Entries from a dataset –

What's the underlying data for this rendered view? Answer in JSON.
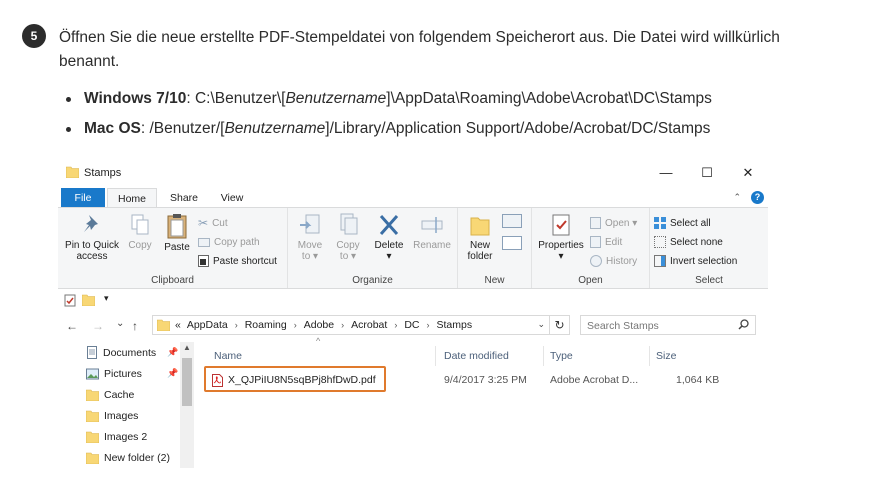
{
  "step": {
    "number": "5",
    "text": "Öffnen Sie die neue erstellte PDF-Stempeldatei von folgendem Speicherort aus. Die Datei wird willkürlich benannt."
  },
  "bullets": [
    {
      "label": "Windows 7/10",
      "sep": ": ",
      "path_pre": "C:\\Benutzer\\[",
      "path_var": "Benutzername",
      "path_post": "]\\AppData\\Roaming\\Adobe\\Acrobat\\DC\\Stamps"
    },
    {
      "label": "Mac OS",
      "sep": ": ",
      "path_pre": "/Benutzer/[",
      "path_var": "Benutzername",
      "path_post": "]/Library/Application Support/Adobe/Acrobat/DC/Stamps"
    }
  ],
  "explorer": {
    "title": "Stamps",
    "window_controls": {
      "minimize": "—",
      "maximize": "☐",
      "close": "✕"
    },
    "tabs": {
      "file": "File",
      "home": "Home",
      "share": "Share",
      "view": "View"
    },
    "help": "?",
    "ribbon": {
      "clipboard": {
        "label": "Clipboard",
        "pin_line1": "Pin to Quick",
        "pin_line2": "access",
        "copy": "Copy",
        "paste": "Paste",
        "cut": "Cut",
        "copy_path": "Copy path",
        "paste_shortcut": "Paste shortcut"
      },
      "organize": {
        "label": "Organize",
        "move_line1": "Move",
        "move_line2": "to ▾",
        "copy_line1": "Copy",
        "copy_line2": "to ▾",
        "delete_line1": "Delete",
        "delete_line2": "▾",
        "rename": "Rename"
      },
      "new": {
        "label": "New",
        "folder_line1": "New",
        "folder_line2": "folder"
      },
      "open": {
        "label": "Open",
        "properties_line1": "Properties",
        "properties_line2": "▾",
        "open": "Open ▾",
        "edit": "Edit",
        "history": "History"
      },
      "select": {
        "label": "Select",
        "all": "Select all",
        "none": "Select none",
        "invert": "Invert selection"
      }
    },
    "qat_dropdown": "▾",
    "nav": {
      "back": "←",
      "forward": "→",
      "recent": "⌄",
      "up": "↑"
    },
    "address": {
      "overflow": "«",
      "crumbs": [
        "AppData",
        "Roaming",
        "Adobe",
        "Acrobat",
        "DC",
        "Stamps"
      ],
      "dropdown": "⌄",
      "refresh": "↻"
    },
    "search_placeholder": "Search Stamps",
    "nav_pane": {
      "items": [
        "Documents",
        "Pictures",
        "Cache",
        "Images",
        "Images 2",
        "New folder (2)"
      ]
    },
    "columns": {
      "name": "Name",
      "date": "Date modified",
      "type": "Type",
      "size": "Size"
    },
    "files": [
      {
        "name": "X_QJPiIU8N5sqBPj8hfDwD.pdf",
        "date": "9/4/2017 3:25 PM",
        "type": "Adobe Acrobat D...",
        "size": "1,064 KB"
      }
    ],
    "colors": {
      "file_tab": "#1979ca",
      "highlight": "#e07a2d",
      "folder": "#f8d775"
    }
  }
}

Task description – Without the pictures, repeat all the records word for word.

Worked answer –
What's the underlying data for this rendered view? Answer in JSON.
{
  "step": {
    "number": "5",
    "text": "Öffnen Sie die neue erstellte PDF-Stempeldatei von folgendem Speicherort aus. Die Datei wird willkürlich benannt."
  },
  "bullets": [
    {
      "label": "Windows 7/10",
      "sep": ": ",
      "path_pre": "C:\\Benutzer\\[",
      "path_var": "Benutzername",
      "path_post": "]\\AppData\\Roaming\\Adobe\\Acrobat\\DC\\Stamps"
    },
    {
      "label": "Mac OS",
      "sep": ": ",
      "path_pre": "/Benutzer/[",
      "path_var": "Benutzername",
      "path_post": "]/Library/Application Support/Adobe/Acrobat/DC/Stamps"
    }
  ],
  "explorer": {
    "title": "Stamps",
    "window_controls": {
      "minimize": "—",
      "maximize": "☐",
      "close": "✕"
    },
    "tabs": {
      "file": "File",
      "home": "Home",
      "share": "Share",
      "view": "View"
    },
    "help": "?",
    "ribbon": {
      "clipboard": {
        "label": "Clipboard",
        "pin_line1": "Pin to Quick",
        "pin_line2": "access",
        "copy": "Copy",
        "paste": "Paste",
        "cut": "Cut",
        "copy_path": "Copy path",
        "paste_shortcut": "Paste shortcut"
      },
      "organize": {
        "label": "Organize",
        "move_line1": "Move",
        "move_line2": "to ▾",
        "copy_line1": "Copy",
        "copy_line2": "to ▾",
        "delete_line1": "Delete",
        "delete_line2": "▾",
        "rename": "Rename"
      },
      "new": {
        "label": "New",
        "folder_line1": "New",
        "folder_line2": "folder"
      },
      "open": {
        "label": "Open",
        "properties_line1": "Properties",
        "properties_line2": "▾",
        "open": "Open ▾",
        "edit": "Edit",
        "history": "History"
      },
      "select": {
        "label": "Select",
        "all": "Select all",
        "none": "Select none",
        "invert": "Invert selection"
      }
    },
    "qat_dropdown": "▾",
    "nav": {
      "back": "←",
      "forward": "→",
      "recent": "⌄",
      "up": "↑"
    },
    "address": {
      "overflow": "«",
      "crumbs": [
        "AppData",
        "Roaming",
        "Adobe",
        "Acrobat",
        "DC",
        "Stamps"
      ],
      "dropdown": "⌄",
      "refresh": "↻"
    },
    "search_placeholder": "Search Stamps",
    "nav_pane": {
      "items": [
        "Documents",
        "Pictures",
        "Cache",
        "Images",
        "Images 2",
        "New folder (2)"
      ]
    },
    "columns": {
      "name": "Name",
      "date": "Date modified",
      "type": "Type",
      "size": "Size"
    },
    "files": [
      {
        "name": "X_QJPiIU8N5sqBPj8hfDwD.pdf",
        "date": "9/4/2017 3:25 PM",
        "type": "Adobe Acrobat D...",
        "size": "1,064 KB"
      }
    ],
    "colors": {
      "file_tab": "#1979ca",
      "highlight": "#e07a2d",
      "folder": "#f8d775"
    }
  }
}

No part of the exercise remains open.